__Work required__: Locate the word "JSON" in the material, then show every line that holds it.

__Source material__:
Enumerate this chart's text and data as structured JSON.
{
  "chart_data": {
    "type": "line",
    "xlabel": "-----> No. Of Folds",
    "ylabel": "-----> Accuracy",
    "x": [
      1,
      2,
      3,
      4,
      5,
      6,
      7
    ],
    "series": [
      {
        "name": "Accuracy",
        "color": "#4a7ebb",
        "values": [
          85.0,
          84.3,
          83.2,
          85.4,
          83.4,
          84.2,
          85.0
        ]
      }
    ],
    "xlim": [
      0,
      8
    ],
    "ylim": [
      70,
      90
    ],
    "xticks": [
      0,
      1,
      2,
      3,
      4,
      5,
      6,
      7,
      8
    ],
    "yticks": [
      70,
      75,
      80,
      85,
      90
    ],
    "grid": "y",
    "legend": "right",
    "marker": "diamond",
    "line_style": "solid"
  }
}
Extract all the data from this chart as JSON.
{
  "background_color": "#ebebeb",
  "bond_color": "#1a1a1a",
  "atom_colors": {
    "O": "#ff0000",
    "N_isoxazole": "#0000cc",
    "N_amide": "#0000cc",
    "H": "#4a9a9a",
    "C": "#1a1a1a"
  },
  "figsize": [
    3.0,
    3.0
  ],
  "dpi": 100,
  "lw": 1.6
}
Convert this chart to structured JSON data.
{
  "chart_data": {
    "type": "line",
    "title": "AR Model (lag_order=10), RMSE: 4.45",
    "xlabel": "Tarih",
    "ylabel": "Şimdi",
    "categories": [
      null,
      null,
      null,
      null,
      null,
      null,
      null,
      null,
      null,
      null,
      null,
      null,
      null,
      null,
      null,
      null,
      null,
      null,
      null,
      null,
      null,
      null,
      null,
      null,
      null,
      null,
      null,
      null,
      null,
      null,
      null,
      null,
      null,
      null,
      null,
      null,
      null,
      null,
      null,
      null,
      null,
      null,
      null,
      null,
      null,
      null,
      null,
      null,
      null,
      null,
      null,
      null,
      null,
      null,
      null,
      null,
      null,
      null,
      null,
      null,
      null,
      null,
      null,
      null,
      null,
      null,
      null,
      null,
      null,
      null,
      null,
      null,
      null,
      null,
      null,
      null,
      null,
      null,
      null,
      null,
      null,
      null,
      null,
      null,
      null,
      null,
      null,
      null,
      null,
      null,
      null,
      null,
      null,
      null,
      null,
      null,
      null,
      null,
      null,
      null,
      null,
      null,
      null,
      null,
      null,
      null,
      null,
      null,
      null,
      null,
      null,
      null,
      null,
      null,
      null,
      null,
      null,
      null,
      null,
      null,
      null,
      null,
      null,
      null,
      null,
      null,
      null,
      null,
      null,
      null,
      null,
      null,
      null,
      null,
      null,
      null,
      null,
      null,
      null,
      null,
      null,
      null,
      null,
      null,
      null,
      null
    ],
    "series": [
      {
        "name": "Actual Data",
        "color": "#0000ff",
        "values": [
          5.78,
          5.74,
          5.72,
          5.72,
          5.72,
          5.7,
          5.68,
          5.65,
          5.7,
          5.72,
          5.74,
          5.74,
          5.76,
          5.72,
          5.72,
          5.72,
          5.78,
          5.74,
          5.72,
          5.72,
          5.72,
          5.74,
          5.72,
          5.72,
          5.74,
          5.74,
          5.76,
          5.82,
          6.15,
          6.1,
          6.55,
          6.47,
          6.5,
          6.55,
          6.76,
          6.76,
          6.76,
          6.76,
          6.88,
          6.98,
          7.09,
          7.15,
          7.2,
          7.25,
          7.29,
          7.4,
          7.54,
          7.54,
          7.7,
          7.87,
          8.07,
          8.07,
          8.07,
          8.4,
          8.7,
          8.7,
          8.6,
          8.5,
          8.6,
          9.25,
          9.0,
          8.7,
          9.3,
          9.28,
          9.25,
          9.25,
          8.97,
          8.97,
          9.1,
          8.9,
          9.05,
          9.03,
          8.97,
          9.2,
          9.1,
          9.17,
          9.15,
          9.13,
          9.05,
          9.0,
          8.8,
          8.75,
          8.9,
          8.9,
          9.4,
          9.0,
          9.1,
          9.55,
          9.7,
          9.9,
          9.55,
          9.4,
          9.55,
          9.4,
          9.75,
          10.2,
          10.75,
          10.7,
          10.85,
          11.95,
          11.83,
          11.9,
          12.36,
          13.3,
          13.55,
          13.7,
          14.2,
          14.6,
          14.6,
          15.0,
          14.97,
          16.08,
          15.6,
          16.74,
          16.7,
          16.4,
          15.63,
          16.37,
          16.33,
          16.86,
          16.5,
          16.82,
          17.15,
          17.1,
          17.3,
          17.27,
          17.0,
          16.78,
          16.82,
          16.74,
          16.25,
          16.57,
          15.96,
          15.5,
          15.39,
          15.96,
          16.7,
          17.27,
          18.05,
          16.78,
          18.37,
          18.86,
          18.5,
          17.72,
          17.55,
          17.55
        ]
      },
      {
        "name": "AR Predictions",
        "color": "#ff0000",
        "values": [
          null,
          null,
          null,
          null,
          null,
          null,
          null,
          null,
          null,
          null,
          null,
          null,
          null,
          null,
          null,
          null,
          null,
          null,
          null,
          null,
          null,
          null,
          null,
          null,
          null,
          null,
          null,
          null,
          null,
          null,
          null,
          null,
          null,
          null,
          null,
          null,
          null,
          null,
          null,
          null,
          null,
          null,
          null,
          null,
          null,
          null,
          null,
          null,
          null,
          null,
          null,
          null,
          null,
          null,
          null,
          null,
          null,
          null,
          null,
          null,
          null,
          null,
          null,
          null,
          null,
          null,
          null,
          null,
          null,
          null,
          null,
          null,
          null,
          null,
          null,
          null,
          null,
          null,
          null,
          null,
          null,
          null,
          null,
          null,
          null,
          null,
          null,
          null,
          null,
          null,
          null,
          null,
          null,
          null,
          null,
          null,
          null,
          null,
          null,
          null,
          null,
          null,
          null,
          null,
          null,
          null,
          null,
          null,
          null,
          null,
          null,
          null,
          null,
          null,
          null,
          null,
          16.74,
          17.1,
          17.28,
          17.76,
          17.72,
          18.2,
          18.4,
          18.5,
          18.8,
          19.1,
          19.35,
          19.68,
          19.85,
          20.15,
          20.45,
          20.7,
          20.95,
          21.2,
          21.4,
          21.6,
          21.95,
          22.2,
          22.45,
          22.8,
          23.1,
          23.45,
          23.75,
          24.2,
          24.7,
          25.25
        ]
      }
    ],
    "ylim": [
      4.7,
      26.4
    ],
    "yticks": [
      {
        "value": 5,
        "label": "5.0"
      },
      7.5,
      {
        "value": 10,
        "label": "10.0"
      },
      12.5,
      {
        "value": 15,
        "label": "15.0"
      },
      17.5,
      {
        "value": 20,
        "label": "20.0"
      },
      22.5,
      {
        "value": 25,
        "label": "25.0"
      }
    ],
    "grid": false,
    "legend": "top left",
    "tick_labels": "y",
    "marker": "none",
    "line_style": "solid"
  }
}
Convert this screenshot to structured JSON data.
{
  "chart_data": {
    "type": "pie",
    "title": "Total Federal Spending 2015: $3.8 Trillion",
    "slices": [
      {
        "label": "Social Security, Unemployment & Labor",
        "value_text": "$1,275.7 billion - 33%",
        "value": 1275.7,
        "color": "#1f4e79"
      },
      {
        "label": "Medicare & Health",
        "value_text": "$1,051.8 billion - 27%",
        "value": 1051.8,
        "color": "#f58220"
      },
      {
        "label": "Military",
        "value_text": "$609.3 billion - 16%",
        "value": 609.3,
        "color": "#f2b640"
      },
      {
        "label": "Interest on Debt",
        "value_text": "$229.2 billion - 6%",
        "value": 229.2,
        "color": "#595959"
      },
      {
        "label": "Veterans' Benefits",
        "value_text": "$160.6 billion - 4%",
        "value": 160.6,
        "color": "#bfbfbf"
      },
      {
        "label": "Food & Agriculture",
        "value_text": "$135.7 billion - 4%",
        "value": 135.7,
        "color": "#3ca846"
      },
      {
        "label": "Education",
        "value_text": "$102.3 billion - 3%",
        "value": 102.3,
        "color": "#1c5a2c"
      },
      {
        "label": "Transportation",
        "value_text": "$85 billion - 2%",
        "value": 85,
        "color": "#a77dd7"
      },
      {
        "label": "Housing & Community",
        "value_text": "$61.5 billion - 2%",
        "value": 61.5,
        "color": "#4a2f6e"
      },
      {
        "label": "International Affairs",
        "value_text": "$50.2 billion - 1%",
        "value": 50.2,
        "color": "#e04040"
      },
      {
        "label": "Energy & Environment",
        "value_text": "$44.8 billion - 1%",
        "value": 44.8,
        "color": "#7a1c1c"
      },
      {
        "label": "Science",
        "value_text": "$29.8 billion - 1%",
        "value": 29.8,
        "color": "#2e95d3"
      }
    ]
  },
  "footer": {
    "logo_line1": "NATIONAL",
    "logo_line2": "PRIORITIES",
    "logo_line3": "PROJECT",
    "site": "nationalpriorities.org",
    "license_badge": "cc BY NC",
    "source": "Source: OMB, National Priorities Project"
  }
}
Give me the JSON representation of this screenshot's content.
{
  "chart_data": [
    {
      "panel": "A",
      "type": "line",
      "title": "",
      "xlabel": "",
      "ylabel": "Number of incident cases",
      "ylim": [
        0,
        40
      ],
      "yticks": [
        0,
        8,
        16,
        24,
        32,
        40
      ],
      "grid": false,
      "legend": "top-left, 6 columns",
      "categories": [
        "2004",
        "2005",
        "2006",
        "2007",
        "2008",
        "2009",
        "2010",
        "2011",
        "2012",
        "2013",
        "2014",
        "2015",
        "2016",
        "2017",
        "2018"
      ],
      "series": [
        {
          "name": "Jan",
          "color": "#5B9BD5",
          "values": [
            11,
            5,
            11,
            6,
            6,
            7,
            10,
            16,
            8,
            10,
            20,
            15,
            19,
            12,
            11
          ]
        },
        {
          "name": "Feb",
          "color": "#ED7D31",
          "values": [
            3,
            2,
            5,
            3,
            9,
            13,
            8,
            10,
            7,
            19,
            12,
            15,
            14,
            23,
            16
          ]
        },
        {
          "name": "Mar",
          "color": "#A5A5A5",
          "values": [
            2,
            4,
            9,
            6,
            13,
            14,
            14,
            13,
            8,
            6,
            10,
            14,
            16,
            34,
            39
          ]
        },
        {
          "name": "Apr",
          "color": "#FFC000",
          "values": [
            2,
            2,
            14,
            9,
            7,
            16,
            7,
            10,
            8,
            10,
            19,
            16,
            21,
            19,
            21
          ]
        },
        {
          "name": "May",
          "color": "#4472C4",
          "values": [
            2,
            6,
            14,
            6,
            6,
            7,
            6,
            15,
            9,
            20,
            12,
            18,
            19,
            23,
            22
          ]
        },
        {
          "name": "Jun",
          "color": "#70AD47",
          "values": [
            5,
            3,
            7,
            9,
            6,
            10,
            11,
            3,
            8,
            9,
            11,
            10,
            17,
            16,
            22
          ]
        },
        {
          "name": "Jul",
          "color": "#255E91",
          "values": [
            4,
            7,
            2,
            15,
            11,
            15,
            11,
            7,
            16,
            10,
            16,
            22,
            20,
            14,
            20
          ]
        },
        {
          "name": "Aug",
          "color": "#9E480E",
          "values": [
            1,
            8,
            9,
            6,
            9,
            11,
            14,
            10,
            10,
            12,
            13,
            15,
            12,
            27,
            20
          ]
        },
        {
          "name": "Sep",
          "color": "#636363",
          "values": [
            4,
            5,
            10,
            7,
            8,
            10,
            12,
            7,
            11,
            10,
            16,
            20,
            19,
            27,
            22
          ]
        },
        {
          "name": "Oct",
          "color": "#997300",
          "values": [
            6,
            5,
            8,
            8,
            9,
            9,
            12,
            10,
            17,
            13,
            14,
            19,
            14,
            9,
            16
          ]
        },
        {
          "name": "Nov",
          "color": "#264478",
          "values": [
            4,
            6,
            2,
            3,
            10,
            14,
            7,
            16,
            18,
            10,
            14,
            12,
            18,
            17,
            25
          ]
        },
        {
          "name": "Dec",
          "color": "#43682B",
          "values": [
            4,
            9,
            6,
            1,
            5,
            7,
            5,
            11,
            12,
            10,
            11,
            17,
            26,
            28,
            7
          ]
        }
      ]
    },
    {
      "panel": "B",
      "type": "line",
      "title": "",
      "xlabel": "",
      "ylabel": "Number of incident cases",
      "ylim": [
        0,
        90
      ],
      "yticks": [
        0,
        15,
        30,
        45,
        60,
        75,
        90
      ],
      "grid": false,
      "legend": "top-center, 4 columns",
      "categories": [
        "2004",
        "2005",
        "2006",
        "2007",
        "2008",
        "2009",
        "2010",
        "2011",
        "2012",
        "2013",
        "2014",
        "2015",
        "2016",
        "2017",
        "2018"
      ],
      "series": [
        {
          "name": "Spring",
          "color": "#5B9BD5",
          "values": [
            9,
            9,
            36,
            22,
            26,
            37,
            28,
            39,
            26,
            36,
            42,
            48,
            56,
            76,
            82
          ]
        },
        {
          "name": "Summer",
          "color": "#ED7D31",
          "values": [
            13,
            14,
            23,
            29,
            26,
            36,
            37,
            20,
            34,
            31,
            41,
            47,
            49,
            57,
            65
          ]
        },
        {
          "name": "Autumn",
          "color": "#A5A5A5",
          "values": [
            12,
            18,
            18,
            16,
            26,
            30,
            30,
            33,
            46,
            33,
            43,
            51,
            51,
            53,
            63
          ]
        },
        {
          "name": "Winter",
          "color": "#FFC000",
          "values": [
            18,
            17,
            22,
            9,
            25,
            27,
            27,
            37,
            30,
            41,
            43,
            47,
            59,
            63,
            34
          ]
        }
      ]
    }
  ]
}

__Result of the exercise__:
Enumerate this chart's text and data as structured JSON.
Extract all the data from this chart as JSON.
Convert this chart to structured JSON data.
Convert this screenshot to structured JSON data.
Give me the JSON representation of this screenshot's content.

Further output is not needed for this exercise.